◆ Travail demandé
- a) Renvoyez sans aucune modification la portion du passage sur Léon Bonnat située entre « Vers le milieu » et « la mémoire collective. », ces deux bornes comprises.
- b) Prolongez le texte consacré au peintre Léon Bonnat à partir de l'endroit où il s'interrompt.

◆ Passage retenu
-- -- --

Léon Bonnat (1833-1922) reçoit sa formation artistique en Espagne, puis dans l’atelier parisien du peintre Léon Cogniet, enfin à Rome. Ses premières grandes compositions religieuses lui apportent très tôt le succès, la renommée, les commandes de l’État, et ses scènes de genre italiennes ou orientalistes sont achetées par la clientèle privée.


Vers le milieu des années 1870, il se tourne définitivement vers la peinture de portrait dans laquelle il remporte un immense succès faisant de lui, selon ses contemporains, l’un des plus grands portraitistes de son époque. Il peint les portraits des représentants de la classe dirigeante et fortunée française ou étrangère, en particulier américaine, jusqu’à la Première Guerre mondiale. Il pratique ce genre jusqu’à la fin de ses jours, laissant derrière lui, au-delà des portraits d’amis artistes ou de membres de sa famille, une exceptionnelle « galerie » des personnalités du moment, aristocrates, hommes politiques, grands bourgeois français et étrangers, dont quelques œuvres « iconiques » qui marquent la mémoire collective.

"M. Léon Bonnat, dont les premières peintures religieuses, d’un réalisme plus qu’à demi espagnol, avaient tout de suite attiré l’attention, composait cette galerie historique que l’avenir consultera avec autant de confiance en la loyauté du Maître que d’admiration pour la décision et la netteté vigoureuse de son œil et de son pinceau".

André Michel, « Les Salons au Palais de l’Industrie de 1857 à 1897 », Gazette des Beaux-Arts, avril 1897, p. 275.

-- -- --

◆ Lignes de données
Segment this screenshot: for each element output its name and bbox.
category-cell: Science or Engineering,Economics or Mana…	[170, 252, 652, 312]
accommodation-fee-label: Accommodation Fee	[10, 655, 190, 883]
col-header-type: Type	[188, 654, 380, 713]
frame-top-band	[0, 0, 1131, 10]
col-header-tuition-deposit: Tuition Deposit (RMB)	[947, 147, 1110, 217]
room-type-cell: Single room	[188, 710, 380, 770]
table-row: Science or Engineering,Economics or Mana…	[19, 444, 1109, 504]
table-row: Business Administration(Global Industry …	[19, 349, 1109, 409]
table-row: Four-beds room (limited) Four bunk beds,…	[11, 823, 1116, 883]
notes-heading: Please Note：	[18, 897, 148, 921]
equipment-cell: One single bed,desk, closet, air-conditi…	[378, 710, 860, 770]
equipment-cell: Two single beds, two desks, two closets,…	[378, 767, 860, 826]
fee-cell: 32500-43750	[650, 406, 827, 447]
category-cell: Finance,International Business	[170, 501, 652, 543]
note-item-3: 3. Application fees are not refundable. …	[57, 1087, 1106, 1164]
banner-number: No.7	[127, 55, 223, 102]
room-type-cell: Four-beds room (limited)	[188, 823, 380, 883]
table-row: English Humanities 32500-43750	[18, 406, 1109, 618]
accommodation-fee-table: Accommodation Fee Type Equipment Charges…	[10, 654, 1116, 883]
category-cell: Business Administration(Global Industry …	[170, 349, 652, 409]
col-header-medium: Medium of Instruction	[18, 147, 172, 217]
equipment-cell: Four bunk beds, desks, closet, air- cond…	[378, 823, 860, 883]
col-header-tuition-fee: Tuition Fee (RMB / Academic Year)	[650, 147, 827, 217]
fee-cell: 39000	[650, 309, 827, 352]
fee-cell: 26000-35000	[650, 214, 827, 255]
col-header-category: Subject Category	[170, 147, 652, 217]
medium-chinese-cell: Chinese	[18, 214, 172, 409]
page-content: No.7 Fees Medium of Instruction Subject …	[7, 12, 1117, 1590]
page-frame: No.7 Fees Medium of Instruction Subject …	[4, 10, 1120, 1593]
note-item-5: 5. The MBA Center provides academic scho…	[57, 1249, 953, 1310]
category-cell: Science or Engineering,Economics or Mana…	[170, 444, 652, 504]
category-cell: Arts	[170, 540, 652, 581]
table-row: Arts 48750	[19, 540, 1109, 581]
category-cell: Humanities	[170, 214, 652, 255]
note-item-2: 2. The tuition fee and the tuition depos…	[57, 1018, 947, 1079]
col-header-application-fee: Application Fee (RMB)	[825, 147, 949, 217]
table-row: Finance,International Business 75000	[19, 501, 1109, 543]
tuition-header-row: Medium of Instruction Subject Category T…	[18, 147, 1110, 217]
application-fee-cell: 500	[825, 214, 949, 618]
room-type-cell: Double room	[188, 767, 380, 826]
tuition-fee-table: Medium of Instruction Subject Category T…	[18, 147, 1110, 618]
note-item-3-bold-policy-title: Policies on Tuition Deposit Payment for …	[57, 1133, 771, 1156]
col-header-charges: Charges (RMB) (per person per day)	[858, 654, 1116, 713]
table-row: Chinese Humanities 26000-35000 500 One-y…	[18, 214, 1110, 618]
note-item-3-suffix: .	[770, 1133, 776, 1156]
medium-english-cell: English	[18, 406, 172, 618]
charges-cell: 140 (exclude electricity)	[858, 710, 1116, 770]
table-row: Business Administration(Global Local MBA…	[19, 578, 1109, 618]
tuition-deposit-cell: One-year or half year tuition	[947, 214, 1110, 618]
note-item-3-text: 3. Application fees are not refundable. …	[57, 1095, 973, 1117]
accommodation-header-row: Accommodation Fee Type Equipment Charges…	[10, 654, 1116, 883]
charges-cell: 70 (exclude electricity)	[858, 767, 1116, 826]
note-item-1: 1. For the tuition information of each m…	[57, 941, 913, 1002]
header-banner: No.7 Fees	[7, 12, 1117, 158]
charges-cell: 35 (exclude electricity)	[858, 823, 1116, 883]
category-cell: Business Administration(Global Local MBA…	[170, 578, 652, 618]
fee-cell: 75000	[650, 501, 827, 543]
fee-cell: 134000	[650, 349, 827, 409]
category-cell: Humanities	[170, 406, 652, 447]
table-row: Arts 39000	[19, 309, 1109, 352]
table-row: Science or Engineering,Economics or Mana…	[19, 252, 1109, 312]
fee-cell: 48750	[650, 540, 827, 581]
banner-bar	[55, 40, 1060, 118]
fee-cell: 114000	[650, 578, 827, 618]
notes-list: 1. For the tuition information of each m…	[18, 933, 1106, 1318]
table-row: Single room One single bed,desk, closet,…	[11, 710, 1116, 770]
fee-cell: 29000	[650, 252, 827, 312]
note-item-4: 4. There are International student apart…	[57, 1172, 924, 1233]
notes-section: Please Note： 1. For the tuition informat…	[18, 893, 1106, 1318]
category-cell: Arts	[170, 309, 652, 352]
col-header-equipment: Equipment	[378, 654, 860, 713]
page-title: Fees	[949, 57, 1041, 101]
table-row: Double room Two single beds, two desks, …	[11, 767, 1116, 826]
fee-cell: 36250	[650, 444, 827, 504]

-- -- --

◆ Résultats attendus
- a)
Vers le milieu des années 1870, il se tourne définitivement vers la peinture de portrait dans laquelle il remporte un immense succès faisant de lui, selon ses contemporains, l’un des plus grands portraitistes de son époque. Il peint les portraits des représentants de la classe dirigeante et fortunée française ou étrangère, en particulier américaine, jusqu’à la Première Guerre mondiale. Il pratique ce genre jusqu’à la fin de ses jours, laissant derrière lui, au-delà des portraits d’amis artistes ou de membres de sa famille, une exceptionnelle « galerie » des personnalités du moment, aristocrates, hommes politiques, grands bourgeois français et étrangers, dont quelques œuvres « iconiques » qui marquent la mémoire collective.

- b)
Position de thèse

La peinture « académique » de la seconde moitié du XIXe siècle, qualifiée également d’ « officielle », de « bourgeoise » ou de « pompier », a longtemps été négligée, laissée de côté, parfois méprisée. Les institutions artistiques, les chercheurs, les critiques, le grand public la redécouvrent depuis cinquante ans, et peut-être surtout au cours de ces vingt dernières années. Des travaux de recherche et des expositions ont ainsi été consacrés en France et à l’étranger, principalement aux États-Unis, à William Bouguereau, à Jean-Léon Gérôme, à Jean-Paul Laurens, à Carolus-Duran, à Alexandre Cabanel, à Fernand Cormon, etc, conduisant à une réévaluation du jugement porté sur les artistes et leurs œuvres. Mais Léon Bonnat, le grand portraitiste du dernier quart du XIXe siècle et du début du XXe, souvent qualifié de « portraitiste officiel » de la IIIe République, n’a pas bénéficié de cette redécouverte de la peinture académique. Peu de travaux de recherche lui ont été consacrés depuis la thèse d’Alisa Luxenberg, aux États-Unis, en 1991. Aucune présentation significative de ses œuvres n’a été organisée depuis l’exposition rétrospective du Salon des Artistes Français de 1924. La thèse sur « Léon Bonnat portraitiste » a pour objet de faire mieux connaître l’artiste et son œuvre dans sa composante principale, la peinture de portrait, et de permettre une réévaluation du jugement porté sur l’un et l’autre. Elle se compose du catalogue des portraits peints, dessinés et gravés (547 notices) et d’un essai introductif, synthèse des faits établis et des réflexions auxquelles ont conduit les travaux de recherche. Elle s’appuie principalement sur l’examen de sources manuscrites nombreuses, publiques ou privées, la plupart inédites, sur les écrits des contemporains de l’artiste et sur l’étude des œuvres elles-mêmes, de leur historique, du contexte de leur exécution, de leur réception critique, et de leur examen physique lorsqu’il a été possible.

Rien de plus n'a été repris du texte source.